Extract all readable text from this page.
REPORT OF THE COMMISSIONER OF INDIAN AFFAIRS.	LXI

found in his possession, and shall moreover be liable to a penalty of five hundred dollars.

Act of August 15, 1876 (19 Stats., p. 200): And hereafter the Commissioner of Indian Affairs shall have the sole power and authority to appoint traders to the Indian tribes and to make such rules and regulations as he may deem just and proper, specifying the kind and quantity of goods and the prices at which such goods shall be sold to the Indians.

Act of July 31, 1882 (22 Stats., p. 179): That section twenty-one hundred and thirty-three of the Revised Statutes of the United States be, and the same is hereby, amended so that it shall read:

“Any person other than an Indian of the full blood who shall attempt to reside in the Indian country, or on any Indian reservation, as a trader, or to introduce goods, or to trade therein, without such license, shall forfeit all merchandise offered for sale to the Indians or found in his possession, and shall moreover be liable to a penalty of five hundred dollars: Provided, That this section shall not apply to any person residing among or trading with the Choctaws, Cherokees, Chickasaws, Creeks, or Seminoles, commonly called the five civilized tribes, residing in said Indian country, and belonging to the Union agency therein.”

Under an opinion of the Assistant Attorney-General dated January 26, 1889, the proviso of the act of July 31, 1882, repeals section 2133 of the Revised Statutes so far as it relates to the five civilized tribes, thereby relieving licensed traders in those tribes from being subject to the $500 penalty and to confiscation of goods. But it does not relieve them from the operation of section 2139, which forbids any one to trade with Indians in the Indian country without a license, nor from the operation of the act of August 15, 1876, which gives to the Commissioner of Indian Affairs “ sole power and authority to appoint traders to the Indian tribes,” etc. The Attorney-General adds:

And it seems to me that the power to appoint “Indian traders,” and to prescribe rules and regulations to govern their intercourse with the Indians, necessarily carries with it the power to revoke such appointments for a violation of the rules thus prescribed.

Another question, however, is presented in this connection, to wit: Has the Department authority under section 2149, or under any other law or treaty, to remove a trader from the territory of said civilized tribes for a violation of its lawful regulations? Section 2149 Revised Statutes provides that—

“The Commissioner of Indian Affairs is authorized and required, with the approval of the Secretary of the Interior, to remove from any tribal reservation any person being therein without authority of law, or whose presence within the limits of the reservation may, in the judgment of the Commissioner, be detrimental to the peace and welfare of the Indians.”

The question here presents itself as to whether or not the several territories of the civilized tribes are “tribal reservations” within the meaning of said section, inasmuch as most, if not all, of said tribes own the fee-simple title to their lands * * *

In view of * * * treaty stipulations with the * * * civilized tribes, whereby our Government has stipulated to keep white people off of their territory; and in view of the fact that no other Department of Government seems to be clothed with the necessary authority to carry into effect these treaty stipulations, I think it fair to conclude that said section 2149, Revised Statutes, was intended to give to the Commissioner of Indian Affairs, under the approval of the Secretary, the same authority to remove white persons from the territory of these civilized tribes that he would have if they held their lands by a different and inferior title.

^^^^^^^^^^^^^^^^

THE EXERCISE ▸ All the entries above need to be reproduced exactly.

WRITTEN RESPONSE ▸
Extract all readable text from this page.
REPORT OF THE COMMISSIONER OF INDIAN AFFAIRS.	LXI

found in his possession, and shall moreover be liable to a penalty of five hundred dollars.

Act of August 15, 1876 (19 Stats., p. 200): And hereafter the Commissioner of Indian Affairs shall have the sole power and authority to appoint traders to the Indian tribes and to make such rules and regulations as he may deem just and proper, specifying the kind and quantity of goods and the prices at which such goods shall be sold to the Indians.

Act of July 31, 1882 (22 Stats., p. 179): That section twenty-one hundred and thirty-three of the Revised Statutes of the United States be, and the same is hereby, amended so that it shall read:

“Any person other than an Indian of the full blood who shall attempt to reside in the Indian country, or on any Indian reservation, as a trader, or to introduce goods, or to trade therein, without such license, shall forfeit all merchandise offered for sale to the Indians or found in his possession, and shall moreover be liable to a penalty of five hundred dollars: Provided, That this section shall not apply to any person residing among or trading with the Choctaws, Cherokees, Chickasaws, Creeks, or Seminoles, commonly called the five civilized tribes, residing in said Indian country, and belonging to the Union agency therein.”

Under an opinion of the Assistant Attorney-General dated January 26, 1889, the proviso of the act of July 31, 1882, repeals section 2133 of the Revised Statutes so far as it relates to the five civilized tribes, thereby relieving licensed traders in those tribes from being subject to the $500 penalty and to confiscation of goods. But it does not relieve them from the operation of section 2139, which forbids any one to trade with Indians in the Indian country without a license, nor from the operation of the act of August 15, 1876, which gives to the Commissioner of Indian Affairs “ sole power and authority to appoint traders to the Indian tribes,” etc. The Attorney-General adds:

And it seems to me that the power to appoint “Indian traders,” and to prescribe rules and regulations to govern their intercourse with the Indians, necessarily carries with it the power to revoke such appointments for a violation of the rules thus prescribed.

Another question, however, is presented in this connection, to wit: Has the Department authority under section 2149, or under any other law or treaty, to remove a trader from the territory of said civilized tribes for a violation of its lawful regulations? Section 2149 Revised Statutes provides that—

“The Commissioner of Indian Affairs is authorized and required, with the approval of the Secretary of the Interior, to remove from any tribal reservation any person being therein without authority of law, or whose presence within the limits of the reservation may, in the judgment of the Commissioner, be detrimental to the peace and welfare of the Indians.”

The question here presents itself as to whether or not the several territories of the civilized tribes are “tribal reservations” within the meaning of said section, inasmuch as most, if not all, of said tribes own the fee-simple title to their lands * * *

In view of * * * treaty stipulations with the * * * civilized tribes, whereby our Government has stipulated to keep white people off of their territory; and in view of the fact that no other Department of Government seems to be clothed with the necessary authority to carry into effect these treaty stipulations, I think it fair to conclude that said section 2149, Revised Statutes, was intended to give to the Commissioner of Indian Affairs, under the approval of the Secretary, the same authority to remove white persons from the territory of these civilized tribes that he would have if they held their lands by a different and inferior title.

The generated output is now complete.